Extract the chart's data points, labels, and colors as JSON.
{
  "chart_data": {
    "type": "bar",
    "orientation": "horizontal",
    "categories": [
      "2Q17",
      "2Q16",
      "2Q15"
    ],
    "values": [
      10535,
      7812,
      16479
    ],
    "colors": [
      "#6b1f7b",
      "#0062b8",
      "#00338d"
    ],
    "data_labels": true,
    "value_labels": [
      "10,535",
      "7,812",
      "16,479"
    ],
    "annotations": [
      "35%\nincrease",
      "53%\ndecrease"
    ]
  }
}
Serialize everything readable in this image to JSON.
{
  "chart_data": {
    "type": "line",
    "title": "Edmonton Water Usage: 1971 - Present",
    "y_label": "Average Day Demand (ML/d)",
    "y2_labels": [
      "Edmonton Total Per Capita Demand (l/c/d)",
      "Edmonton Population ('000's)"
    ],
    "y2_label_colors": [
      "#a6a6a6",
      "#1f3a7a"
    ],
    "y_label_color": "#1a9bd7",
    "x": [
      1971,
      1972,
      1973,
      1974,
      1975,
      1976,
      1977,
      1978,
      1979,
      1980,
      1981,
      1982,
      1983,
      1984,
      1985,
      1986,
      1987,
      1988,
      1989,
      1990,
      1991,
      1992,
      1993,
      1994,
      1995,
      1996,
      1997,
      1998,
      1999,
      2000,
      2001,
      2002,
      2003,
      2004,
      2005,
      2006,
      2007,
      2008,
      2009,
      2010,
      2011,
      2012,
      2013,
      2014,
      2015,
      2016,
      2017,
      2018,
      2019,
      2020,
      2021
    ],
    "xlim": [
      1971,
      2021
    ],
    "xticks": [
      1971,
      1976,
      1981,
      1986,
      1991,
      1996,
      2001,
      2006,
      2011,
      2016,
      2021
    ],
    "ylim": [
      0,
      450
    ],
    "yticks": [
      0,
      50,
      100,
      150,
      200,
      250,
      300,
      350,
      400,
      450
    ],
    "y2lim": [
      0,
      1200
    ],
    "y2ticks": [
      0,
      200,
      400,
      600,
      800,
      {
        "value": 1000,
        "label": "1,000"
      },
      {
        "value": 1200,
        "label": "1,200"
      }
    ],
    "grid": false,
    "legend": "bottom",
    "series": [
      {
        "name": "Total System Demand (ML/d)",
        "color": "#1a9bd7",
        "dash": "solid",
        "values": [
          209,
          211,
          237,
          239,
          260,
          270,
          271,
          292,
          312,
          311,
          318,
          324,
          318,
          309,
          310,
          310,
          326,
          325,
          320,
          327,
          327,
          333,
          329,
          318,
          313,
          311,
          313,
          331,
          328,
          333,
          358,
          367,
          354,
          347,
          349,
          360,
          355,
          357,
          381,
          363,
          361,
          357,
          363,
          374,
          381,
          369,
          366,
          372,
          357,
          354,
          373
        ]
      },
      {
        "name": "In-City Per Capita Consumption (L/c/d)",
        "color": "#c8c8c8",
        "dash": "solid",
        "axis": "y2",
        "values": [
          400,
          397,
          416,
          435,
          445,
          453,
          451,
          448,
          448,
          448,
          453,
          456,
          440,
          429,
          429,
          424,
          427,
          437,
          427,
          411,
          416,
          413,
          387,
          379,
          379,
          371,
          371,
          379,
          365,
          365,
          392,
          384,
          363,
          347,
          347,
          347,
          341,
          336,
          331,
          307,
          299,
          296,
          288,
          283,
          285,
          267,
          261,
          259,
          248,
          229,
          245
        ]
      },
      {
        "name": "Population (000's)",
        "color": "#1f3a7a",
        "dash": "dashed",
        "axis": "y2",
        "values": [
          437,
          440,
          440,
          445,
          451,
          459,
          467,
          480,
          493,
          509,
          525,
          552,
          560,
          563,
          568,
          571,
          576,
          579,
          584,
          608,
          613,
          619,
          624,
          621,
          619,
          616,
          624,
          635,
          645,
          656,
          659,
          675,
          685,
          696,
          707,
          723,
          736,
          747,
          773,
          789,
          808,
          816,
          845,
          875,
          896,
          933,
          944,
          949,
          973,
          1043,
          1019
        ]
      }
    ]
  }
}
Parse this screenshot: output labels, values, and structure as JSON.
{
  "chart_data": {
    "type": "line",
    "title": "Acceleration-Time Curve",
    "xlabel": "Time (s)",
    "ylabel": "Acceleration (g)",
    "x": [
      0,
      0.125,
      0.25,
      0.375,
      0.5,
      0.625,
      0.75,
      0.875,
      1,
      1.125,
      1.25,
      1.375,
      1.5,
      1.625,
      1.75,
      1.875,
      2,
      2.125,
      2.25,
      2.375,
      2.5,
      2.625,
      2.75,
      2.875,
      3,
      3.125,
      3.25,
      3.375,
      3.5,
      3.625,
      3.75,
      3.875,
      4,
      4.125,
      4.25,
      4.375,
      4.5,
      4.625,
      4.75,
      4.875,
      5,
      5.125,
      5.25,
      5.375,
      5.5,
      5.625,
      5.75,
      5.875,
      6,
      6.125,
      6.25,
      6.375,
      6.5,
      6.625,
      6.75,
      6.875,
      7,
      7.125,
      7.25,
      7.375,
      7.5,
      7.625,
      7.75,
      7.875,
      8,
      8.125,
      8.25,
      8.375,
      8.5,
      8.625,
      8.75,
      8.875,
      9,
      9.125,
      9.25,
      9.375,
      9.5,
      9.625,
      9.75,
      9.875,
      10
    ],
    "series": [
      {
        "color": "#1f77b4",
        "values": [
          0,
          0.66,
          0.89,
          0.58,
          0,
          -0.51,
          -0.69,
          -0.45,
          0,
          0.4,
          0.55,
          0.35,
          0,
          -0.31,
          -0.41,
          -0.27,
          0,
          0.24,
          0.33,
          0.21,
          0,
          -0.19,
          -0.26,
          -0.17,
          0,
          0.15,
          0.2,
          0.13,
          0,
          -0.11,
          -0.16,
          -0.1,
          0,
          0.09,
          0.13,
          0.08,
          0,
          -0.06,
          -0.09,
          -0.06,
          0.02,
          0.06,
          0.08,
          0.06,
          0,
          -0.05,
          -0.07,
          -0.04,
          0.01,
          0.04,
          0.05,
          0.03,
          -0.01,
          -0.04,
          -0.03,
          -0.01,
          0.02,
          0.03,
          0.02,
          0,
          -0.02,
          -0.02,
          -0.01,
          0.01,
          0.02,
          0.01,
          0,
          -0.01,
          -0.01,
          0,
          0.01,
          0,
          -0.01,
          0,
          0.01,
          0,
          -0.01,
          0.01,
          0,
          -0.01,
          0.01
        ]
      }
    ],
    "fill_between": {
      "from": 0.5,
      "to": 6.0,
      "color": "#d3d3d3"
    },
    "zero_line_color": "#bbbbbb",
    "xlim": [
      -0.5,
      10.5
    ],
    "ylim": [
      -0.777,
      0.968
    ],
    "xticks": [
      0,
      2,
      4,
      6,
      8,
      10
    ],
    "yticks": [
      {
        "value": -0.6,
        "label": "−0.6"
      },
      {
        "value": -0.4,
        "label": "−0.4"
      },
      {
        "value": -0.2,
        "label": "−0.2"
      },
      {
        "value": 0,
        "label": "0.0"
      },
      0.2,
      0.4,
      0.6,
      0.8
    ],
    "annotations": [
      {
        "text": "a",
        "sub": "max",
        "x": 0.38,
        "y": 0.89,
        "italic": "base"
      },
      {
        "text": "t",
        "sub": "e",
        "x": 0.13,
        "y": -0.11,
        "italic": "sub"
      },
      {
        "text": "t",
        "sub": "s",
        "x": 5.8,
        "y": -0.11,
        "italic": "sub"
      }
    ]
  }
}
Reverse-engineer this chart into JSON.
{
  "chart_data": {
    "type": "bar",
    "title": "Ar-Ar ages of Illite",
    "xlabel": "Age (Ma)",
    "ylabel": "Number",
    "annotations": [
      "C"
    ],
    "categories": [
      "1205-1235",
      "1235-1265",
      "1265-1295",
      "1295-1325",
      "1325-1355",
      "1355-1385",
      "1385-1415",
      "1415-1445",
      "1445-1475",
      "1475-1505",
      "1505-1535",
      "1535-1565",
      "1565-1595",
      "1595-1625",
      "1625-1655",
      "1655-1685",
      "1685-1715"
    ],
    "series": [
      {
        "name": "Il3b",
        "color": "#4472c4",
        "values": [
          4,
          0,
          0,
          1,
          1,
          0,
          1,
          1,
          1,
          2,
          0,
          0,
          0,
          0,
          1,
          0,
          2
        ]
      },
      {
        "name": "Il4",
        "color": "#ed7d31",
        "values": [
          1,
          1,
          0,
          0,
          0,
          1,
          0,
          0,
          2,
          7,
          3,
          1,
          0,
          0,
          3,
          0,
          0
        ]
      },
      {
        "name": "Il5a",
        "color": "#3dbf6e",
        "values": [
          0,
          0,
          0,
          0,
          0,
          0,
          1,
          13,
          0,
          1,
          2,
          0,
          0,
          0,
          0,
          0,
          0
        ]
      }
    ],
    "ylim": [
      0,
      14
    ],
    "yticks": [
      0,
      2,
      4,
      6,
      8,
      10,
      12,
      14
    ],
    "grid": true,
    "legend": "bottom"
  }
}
○ ○ ○ ○ ○
> **WHAT THE EXERCISE ASKS**
Copy every line of the records above that contains "title".

> **RESULT OF THIS TASK**
    "title": "Edmonton Water Usage: 1971 - Present",
    "title": "Acceleration-Time Curve",
    "title": "Ar-Ar ages of Illite",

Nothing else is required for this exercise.